◆ Aim of the exercise ◆
Copy out every one of the lines below word for word, leaving out the pictures.

## begin Given entries

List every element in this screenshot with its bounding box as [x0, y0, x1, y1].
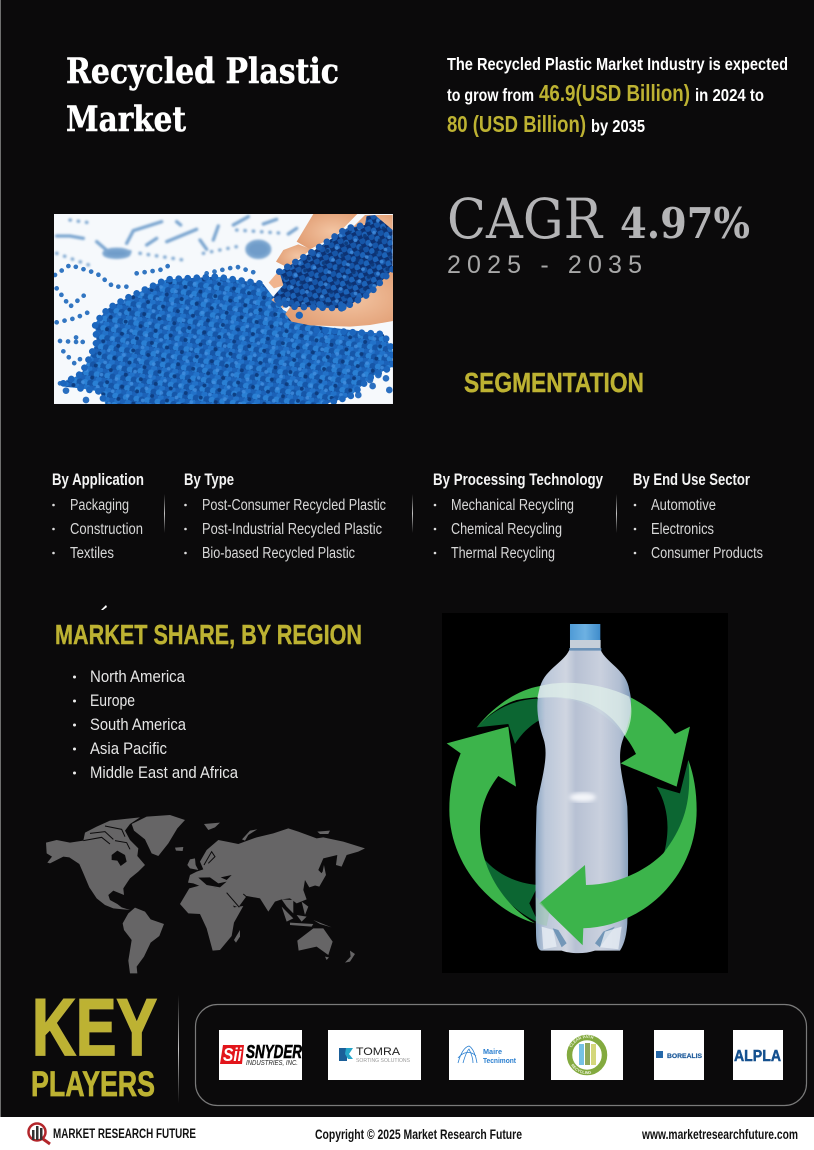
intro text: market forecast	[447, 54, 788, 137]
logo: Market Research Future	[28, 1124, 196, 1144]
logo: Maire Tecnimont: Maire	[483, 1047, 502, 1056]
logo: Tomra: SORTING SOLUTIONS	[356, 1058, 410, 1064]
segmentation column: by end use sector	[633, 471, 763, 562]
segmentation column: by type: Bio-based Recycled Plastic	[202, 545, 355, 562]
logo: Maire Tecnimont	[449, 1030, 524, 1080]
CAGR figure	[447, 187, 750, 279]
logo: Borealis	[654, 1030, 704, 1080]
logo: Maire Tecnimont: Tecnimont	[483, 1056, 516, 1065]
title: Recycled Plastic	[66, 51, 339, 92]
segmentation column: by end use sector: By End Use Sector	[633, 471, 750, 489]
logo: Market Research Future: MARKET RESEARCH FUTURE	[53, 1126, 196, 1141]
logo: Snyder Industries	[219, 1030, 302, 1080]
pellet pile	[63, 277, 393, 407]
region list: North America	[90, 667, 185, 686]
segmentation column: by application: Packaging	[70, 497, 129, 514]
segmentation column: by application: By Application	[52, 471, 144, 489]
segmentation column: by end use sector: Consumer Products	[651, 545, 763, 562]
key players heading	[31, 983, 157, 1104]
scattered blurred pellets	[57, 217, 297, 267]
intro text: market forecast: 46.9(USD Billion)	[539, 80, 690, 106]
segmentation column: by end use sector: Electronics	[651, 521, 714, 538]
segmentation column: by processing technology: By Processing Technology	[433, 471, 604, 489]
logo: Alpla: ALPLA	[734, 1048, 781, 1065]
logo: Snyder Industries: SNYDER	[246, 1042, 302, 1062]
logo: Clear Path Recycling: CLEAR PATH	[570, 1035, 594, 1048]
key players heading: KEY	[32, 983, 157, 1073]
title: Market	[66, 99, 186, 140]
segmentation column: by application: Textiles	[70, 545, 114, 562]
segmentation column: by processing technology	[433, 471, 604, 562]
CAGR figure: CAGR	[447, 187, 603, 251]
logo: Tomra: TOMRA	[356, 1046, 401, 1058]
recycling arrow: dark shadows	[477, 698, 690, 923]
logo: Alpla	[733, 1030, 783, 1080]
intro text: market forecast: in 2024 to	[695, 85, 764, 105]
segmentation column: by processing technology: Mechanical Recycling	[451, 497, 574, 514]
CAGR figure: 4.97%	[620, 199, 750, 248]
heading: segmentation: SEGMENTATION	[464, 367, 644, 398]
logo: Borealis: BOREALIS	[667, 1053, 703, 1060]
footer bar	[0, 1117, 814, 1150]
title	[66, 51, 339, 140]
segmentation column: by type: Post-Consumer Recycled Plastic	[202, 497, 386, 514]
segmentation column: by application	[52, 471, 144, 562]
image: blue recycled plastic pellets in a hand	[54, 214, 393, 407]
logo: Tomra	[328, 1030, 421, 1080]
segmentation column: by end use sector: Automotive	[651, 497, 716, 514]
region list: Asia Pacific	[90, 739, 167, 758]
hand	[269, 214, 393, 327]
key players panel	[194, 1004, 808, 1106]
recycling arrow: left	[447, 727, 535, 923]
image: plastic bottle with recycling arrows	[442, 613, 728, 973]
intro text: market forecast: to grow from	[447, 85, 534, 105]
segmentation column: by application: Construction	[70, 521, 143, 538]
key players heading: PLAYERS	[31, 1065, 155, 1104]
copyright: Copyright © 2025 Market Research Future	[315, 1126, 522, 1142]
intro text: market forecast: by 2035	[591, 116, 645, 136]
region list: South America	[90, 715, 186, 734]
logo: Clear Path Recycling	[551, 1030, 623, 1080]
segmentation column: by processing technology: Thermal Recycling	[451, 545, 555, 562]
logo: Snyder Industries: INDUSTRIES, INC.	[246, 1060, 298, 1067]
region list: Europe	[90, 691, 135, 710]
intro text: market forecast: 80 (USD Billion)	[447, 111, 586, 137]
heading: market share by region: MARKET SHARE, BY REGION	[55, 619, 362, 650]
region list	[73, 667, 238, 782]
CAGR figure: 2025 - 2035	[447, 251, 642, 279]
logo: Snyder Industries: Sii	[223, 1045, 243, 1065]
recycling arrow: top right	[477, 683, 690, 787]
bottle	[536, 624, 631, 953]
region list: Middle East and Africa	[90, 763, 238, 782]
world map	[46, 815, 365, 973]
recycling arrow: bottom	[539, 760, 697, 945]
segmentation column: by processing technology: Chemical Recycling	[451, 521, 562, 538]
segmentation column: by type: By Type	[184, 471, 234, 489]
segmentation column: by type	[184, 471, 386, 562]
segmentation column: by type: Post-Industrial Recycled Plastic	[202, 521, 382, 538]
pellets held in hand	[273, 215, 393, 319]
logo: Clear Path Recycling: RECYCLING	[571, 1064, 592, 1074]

## end Given entries

◆ Solution ◆
List every element in this screenshot with its bounding box as [x0, y0, x1, y1].
intro text: market forecast	[447, 54, 788, 137]
logo: Market Research Future	[28, 1124, 196, 1144]
logo: Maire Tecnimont: Maire	[483, 1047, 502, 1056]
logo: Tomra: SORTING SOLUTIONS	[356, 1058, 410, 1064]
segmentation column: by end use sector	[633, 471, 763, 562]
segmentation column: by type: Bio-based Recycled Plastic	[202, 545, 355, 562]
logo: Maire Tecnimont	[449, 1030, 524, 1080]
CAGR figure	[447, 187, 750, 279]
logo: Borealis	[654, 1030, 704, 1080]
logo: Maire Tecnimont: Tecnimont	[483, 1056, 516, 1065]
title: Recycled Plastic	[66, 51, 339, 92]
segmentation column: by end use sector: By End Use Sector	[633, 471, 750, 489]
logo: Market Research Future: MARKET RESEARCH FUTURE	[53, 1126, 196, 1141]
logo: Snyder Industries	[219, 1030, 302, 1080]
pellet pile	[63, 277, 393, 407]
region list: North America	[90, 667, 185, 686]
segmentation column: by application: Packaging	[70, 497, 129, 514]
segmentation column: by application: By Application	[52, 471, 144, 489]
segmentation column: by end use sector: Consumer Products	[651, 545, 763, 562]
key players heading	[31, 983, 157, 1104]
scattered blurred pellets	[57, 217, 297, 267]
intro text: market forecast: 46.9(USD Billion)	[539, 80, 690, 106]
segmentation column: by end use sector: Electronics	[651, 521, 714, 538]
segmentation column: by processing technology: By Processing Technology	[433, 471, 604, 489]
logo: Alpla: ALPLA	[734, 1048, 781, 1065]
logo: Snyder Industries: SNYDER	[246, 1042, 302, 1062]
logo: Clear Path Recycling: CLEAR PATH	[570, 1035, 594, 1048]
key players heading: KEY	[32, 983, 157, 1073]
title: Market	[66, 99, 186, 140]
segmentation column: by application: Textiles	[70, 545, 114, 562]
segmentation column: by processing technology	[433, 471, 604, 562]
CAGR figure: CAGR	[447, 187, 603, 251]
logo: Tomra: TOMRA	[356, 1046, 401, 1058]
recycling arrow: dark shadows	[477, 698, 690, 923]
logo: Alpla	[733, 1030, 783, 1080]
intro text: market forecast: in 2024 to	[695, 85, 764, 105]
segmentation column: by processing technology: Mechanical Recycling	[451, 497, 574, 514]
CAGR figure: 4.97%	[620, 199, 750, 248]
heading: segmentation: SEGMENTATION	[464, 367, 644, 398]
logo: Borealis: BOREALIS	[667, 1053, 703, 1060]
footer bar	[0, 1117, 814, 1150]
title	[66, 51, 339, 140]
segmentation column: by type: Post-Consumer Recycled Plastic	[202, 497, 386, 514]
segmentation column: by application	[52, 471, 144, 562]
image: blue recycled plastic pellets in a hand	[54, 214, 393, 407]
logo: Tomra	[328, 1030, 421, 1080]
segmentation column: by end use sector: Automotive	[651, 497, 716, 514]
region list: Asia Pacific	[90, 739, 167, 758]
hand	[269, 214, 393, 327]
key players panel	[194, 1004, 808, 1106]
recycling arrow: left	[447, 727, 535, 923]
image: plastic bottle with recycling arrows	[442, 613, 728, 973]
intro text: market forecast: to grow from	[447, 85, 534, 105]
segmentation column: by application: Construction	[70, 521, 143, 538]
key players heading: PLAYERS	[31, 1065, 155, 1104]
copyright: Copyright © 2025 Market Research Future	[315, 1126, 522, 1142]
intro text: market forecast: by 2035	[591, 116, 645, 136]
region list: South America	[90, 715, 186, 734]
logo: Clear Path Recycling	[551, 1030, 623, 1080]
segmentation column: by processing technology: Thermal Recycling	[451, 545, 555, 562]
logo: Snyder Industries: INDUSTRIES, INC.	[246, 1060, 298, 1067]
region list: Europe	[90, 691, 135, 710]
intro text: market forecast: 80 (USD Billion)	[447, 111, 586, 137]
heading: market share by region: MARKET SHARE, BY REGION	[55, 619, 362, 650]
region list	[73, 667, 238, 782]
CAGR figure: 2025 - 2035	[447, 251, 642, 279]
logo: Snyder Industries: Sii	[223, 1045, 243, 1065]
recycling arrow: top right	[477, 683, 690, 787]
bottle	[536, 624, 631, 953]
region list: Middle East and Africa	[90, 763, 238, 782]
world map	[46, 815, 365, 973]
recycling arrow: bottom	[539, 760, 697, 945]
segmentation column: by processing technology: Chemical Recycling	[451, 521, 562, 538]
segmentation column: by type: By Type	[184, 471, 234, 489]
segmentation column: by type	[184, 471, 386, 562]
segmentation column: by type: Post-Industrial Recycled Plastic	[202, 521, 382, 538]
pellets held in hand	[273, 215, 393, 319]
logo: Clear Path Recycling: RECYCLING	[571, 1064, 592, 1074]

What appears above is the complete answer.